### Goal
Return the records word for word. Any pictures in them are not part of the copy.

Rows from a dataset
-- start --

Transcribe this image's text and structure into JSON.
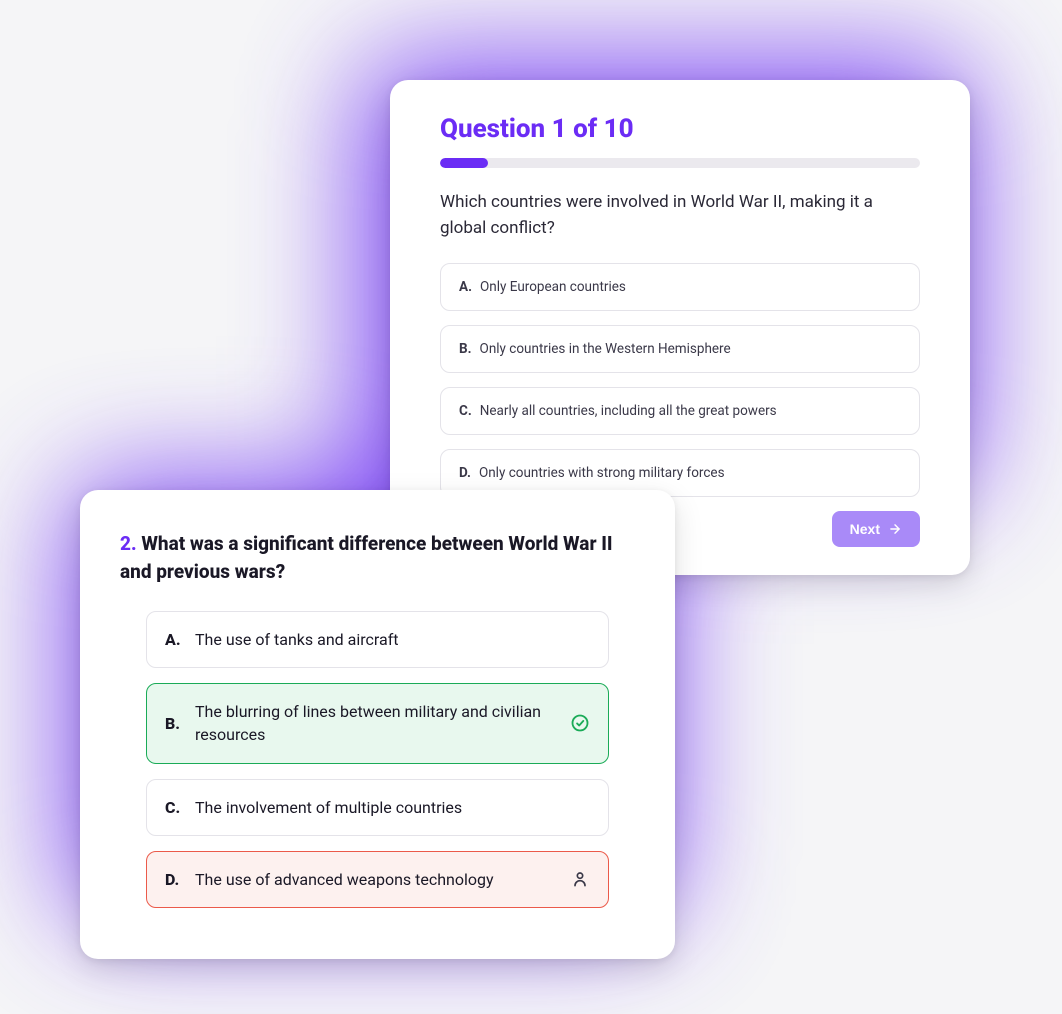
{
  "card1": {
    "title": "Question 1 of 10",
    "progress_percent": 10,
    "question": "Which countries were involved in World War II, making it a global conflict?",
    "options": [
      {
        "letter": "A.",
        "text": "Only European countries"
      },
      {
        "letter": "B.",
        "text": "Only countries in the Western Hemisphere"
      },
      {
        "letter": "C.",
        "text": "Nearly all countries, including all the great powers"
      },
      {
        "letter": "D.",
        "text": "Only countries with strong military forces"
      }
    ],
    "next_label": "Next"
  },
  "card2": {
    "number": "2.",
    "question": "What was a significant difference between World War II and previous wars?",
    "options": [
      {
        "letter": "A.",
        "text": "The use of tanks and aircraft",
        "state": "default"
      },
      {
        "letter": "B.",
        "text": "The blurring of lines between military and civilian resources",
        "state": "correct"
      },
      {
        "letter": "C.",
        "text": "The involvement of multiple countries",
        "state": "default"
      },
      {
        "letter": "D.",
        "text": "The use of advanced weapons technology",
        "state": "wrong"
      }
    ]
  },
  "colors": {
    "accent": "#6b2cf5",
    "correct": "#1aab57",
    "wrong": "#eb5a4a"
  }
}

-- end --

### Solution to this problem
Transcribe this image's text and structure into JSON.
{
  "card1": {
    "title": "Question 1 of 10",
    "progress_percent": 10,
    "question": "Which countries were involved in World War II, making it a global conflict?",
    "options": [
      {
        "letter": "A.",
        "text": "Only European countries"
      },
      {
        "letter": "B.",
        "text": "Only countries in the Western Hemisphere"
      },
      {
        "letter": "C.",
        "text": "Nearly all countries, including all the great powers"
      },
      {
        "letter": "D.",
        "text": "Only countries with strong military forces"
      }
    ],
    "next_label": "Next"
  },
  "card2": {
    "number": "2.",
    "question": "What was a significant difference between World War II and previous wars?",
    "options": [
      {
        "letter": "A.",
        "text": "The use of tanks and aircraft",
        "state": "default"
      },
      {
        "letter": "B.",
        "text": "The blurring of lines between military and civilian resources",
        "state": "correct"
      },
      {
        "letter": "C.",
        "text": "The involvement of multiple countries",
        "state": "default"
      },
      {
        "letter": "D.",
        "text": "The use of advanced weapons technology",
        "state": "wrong"
      }
    ]
  },
  "colors": {
    "accent": "#6b2cf5",
    "correct": "#1aab57",
    "wrong": "#eb5a4a"
  }
}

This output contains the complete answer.